PROMPT
Render every line of the data below as a numbered list, omitting blank lines and leaving out any pictures.

___ PROVIDED MATERIAL ___

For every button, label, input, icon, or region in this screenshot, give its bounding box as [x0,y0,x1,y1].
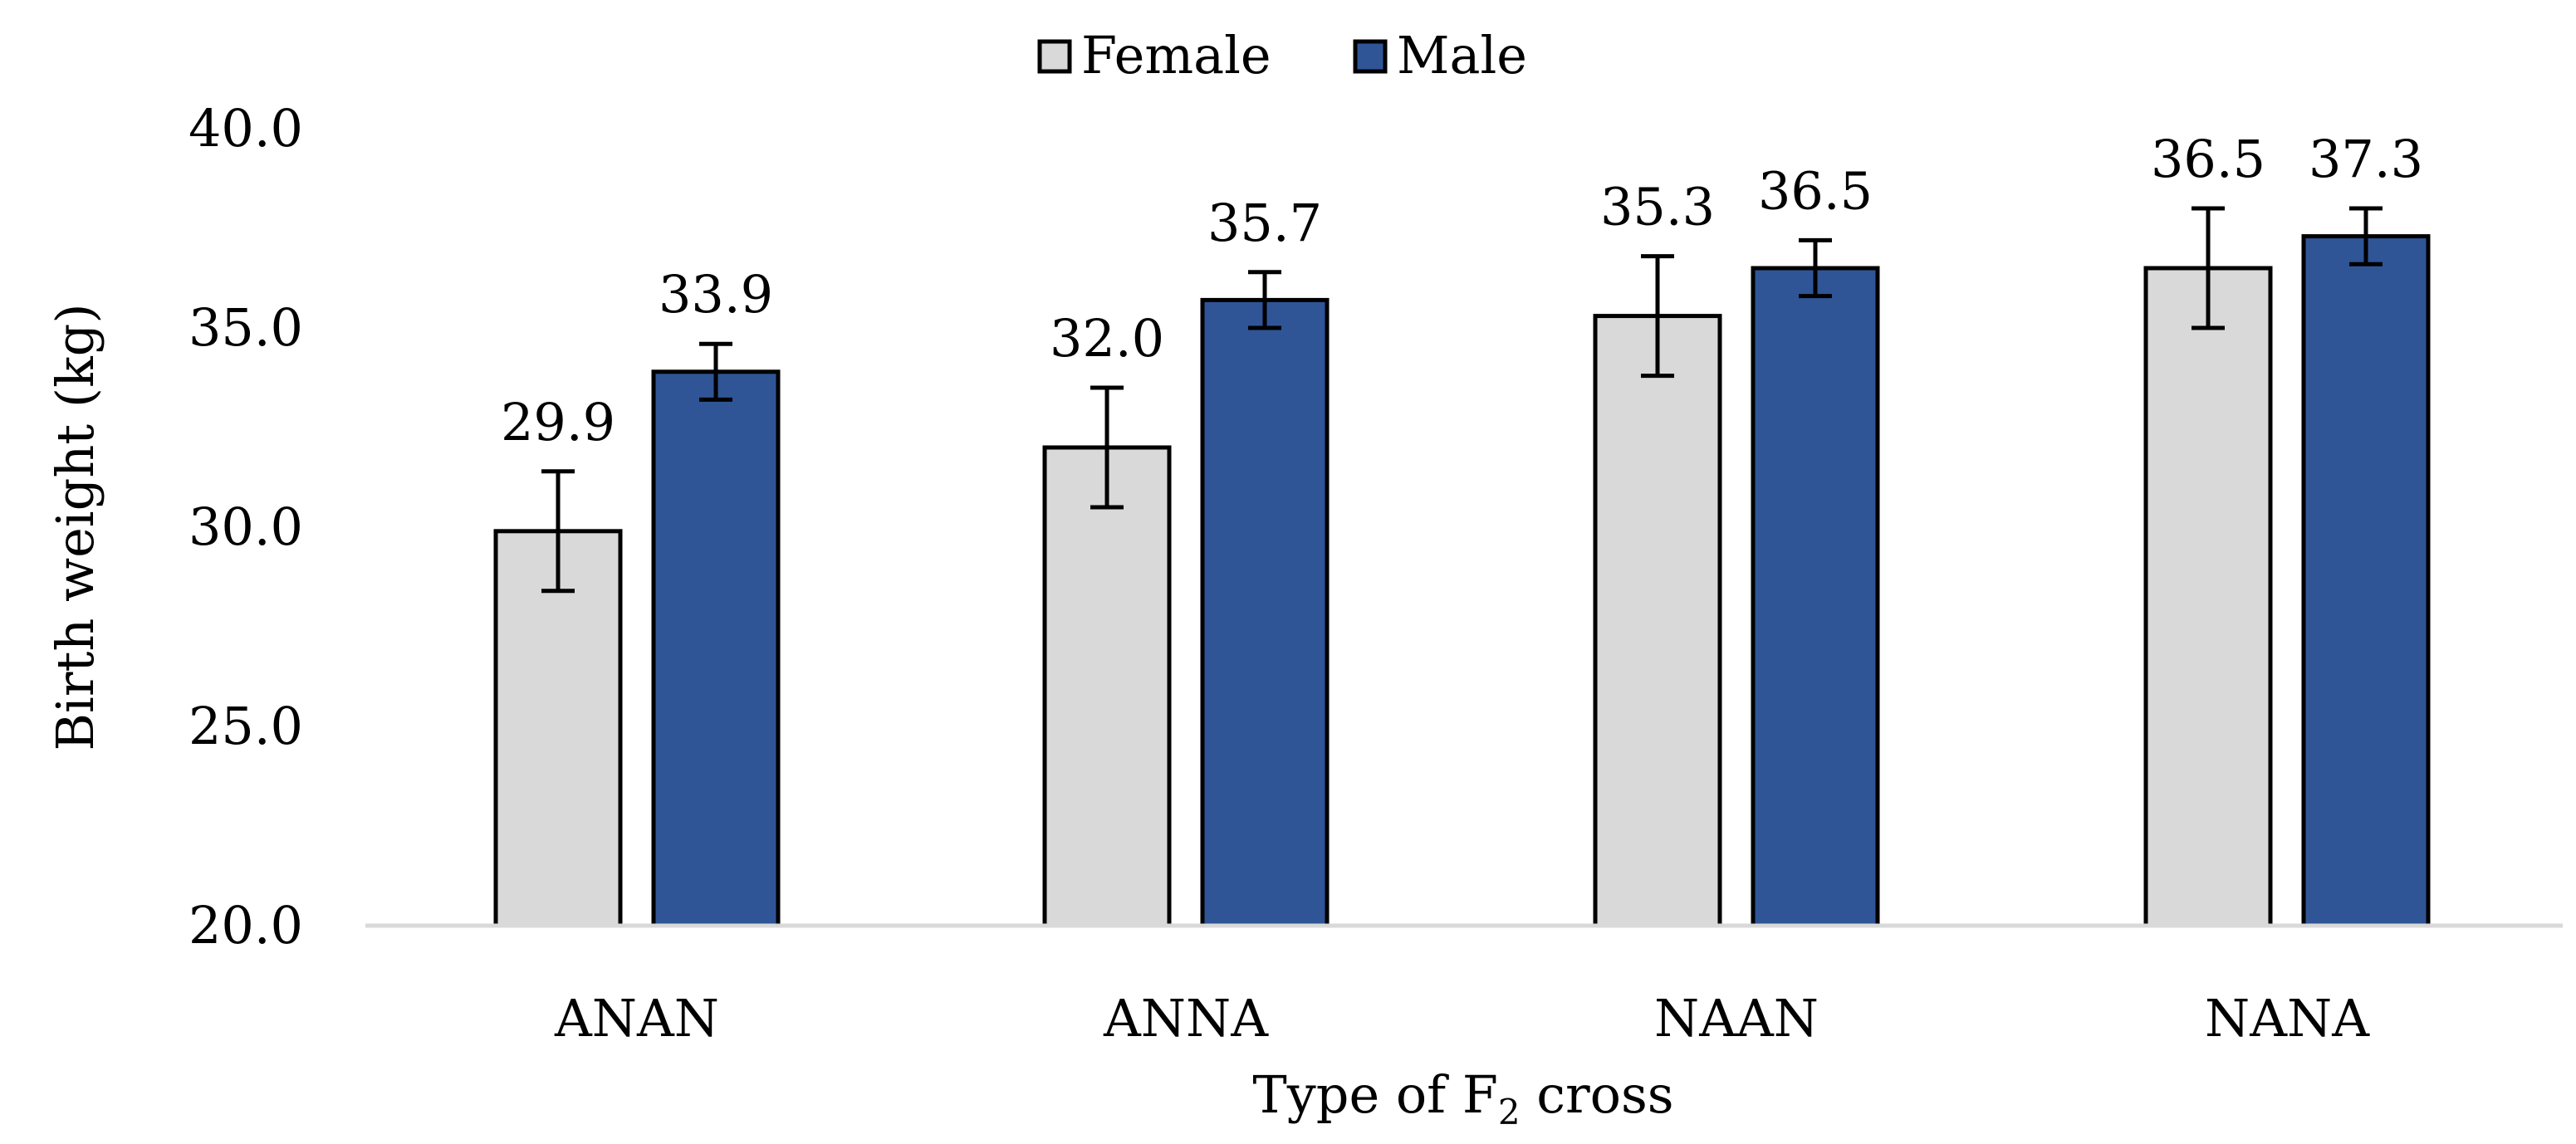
legend-label-male: Male [1397,25,1527,86]
bar-male-anna [1200,297,1330,928]
x-axis-title-main: Type of F [1252,1064,1497,1125]
data-label-male-naan: 36.5 [1758,160,1873,221]
x-axis-title-suffix: cross [1521,1064,1674,1125]
y-axis-ticks: 20.0 25.0 30.0 35.0 40.0 [189,98,303,956]
y-axis-title: Birth weight (kg) [45,303,105,750]
data-label-male-anna: 35.7 [1207,193,1322,253]
x-axis-categories: ANAN ANNA NAAN NANA [554,988,2370,1049]
legend-swatch-female [1037,39,1072,74]
legend-swatch-male [1353,39,1388,74]
x-tick-label: ANNA [1103,988,1269,1049]
y-tick-label: 25.0 [189,696,303,756]
bar-male-anan [651,369,781,928]
bar-female-nana [2143,266,2273,928]
y-tick-label: 30.0 [189,496,303,557]
bar-female-naan [1593,314,1722,928]
y-tick-label: 20.0 [189,895,303,956]
data-labels: 29.9 33.9 32.0 35.7 35.3 36.5 36.5 37.3 [501,129,2423,452]
legend: Female Male [1037,25,1527,86]
y-tick-label: 35.0 [189,297,303,358]
x-axis-title-subscript: 2 [1498,1092,1521,1132]
bars [493,234,2431,928]
bar-male-nana [2301,234,2431,928]
legend-label-female: Female [1081,25,1271,86]
y-tick-label: 40.0 [189,98,303,159]
error-bars [541,206,2383,594]
x-tick-label: NAAN [1654,988,1819,1049]
x-axis-title: Type of F2 cross [1252,1064,1673,1132]
data-label-female-anna: 32.0 [1050,308,1164,369]
bar-female-anan [493,529,623,928]
data-label-male-nana: 37.3 [2309,129,2423,189]
data-label-female-nana: 36.5 [2151,129,2265,189]
bar-male-naan [1751,266,1880,928]
data-label-female-anan: 29.9 [501,392,615,452]
x-tick-label: ANAN [554,988,719,1049]
bar-female-anna [1042,445,1172,928]
data-label-female-naan: 35.3 [1600,177,1715,237]
x-tick-label: NANA [2205,988,2370,1049]
data-label-male-anan: 33.9 [659,264,773,325]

___

SOLUTION
1. For every button, label, input, icon, or region in this screenshot, give its bounding box as [x0,y0,x1,y1].
2. legend-label-male: Male [1397,25,1527,86]
3. bar-male-anna [1200,297,1330,928]
4. x-axis-title-main: Type of F [1252,1064,1497,1125]
5. data-label-male-naan: 36.5 [1758,160,1873,221]
6. x-axis-title-suffix: cross [1521,1064,1674,1125]
7. y-axis-ticks: 20.0 25.0 30.0 35.0 40.0 [189,98,303,956]
8. y-axis-title: Birth weight (kg) [45,303,105,750]
9. data-label-male-anna: 35.7 [1207,193,1322,253]
10. x-axis-categories: ANAN ANNA NAAN NANA [554,988,2370,1049]
11. legend-swatch-female [1037,39,1072,74]
12. legend-swatch-male [1353,39,1388,74]
13. x-tick-label: ANNA [1103,988,1269,1049]
14. y-tick-label: 25.0 [189,696,303,756]
15. bar-male-anan [651,369,781,928]
16. bar-female-nana [2143,266,2273,928]
17. y-tick-label: 30.0 [189,496,303,557]
18. bar-female-naan [1593,314,1722,928]
19. y-tick-label: 20.0 [189,895,303,956]
20. data-labels: 29.9 33.9 32.0 35.7 35.3 36.5 36.5 37.3 [501,129,2423,452]
21. legend: Female Male [1037,25,1527,86]
22. y-tick-label: 35.0 [189,297,303,358]
23. x-axis-title-subscript: 2 [1498,1092,1521,1132]
24. bars [493,234,2431,928]
25. bar-male-nana [2301,234,2431,928]
26. legend-label-female: Female [1081,25,1271,86]
27. y-tick-label: 40.0 [189,98,303,159]
28. error-bars [541,206,2383,594]
29. x-tick-label: NAAN [1654,988,1819,1049]
30. x-axis-title: Type of F2 cross [1252,1064,1673,1132]
31. data-label-female-anna: 32.0 [1050,308,1164,369]
32. bar-female-anan [493,529,623,928]
33. data-label-male-nana: 37.3 [2309,129,2423,189]
34. data-label-female-nana: 36.5 [2151,129,2265,189]
35. bar-male-naan [1751,266,1880,928]
36. data-label-female-anan: 29.9 [501,392,615,452]
37. x-tick-label: ANAN [554,988,719,1049]
38. bar-female-anna [1042,445,1172,928]
39. data-label-female-naan: 35.3 [1600,177,1715,237]
40. x-tick-label: NANA [2205,988,2370,1049]
41. data-label-male-anan: 33.9 [659,264,773,325]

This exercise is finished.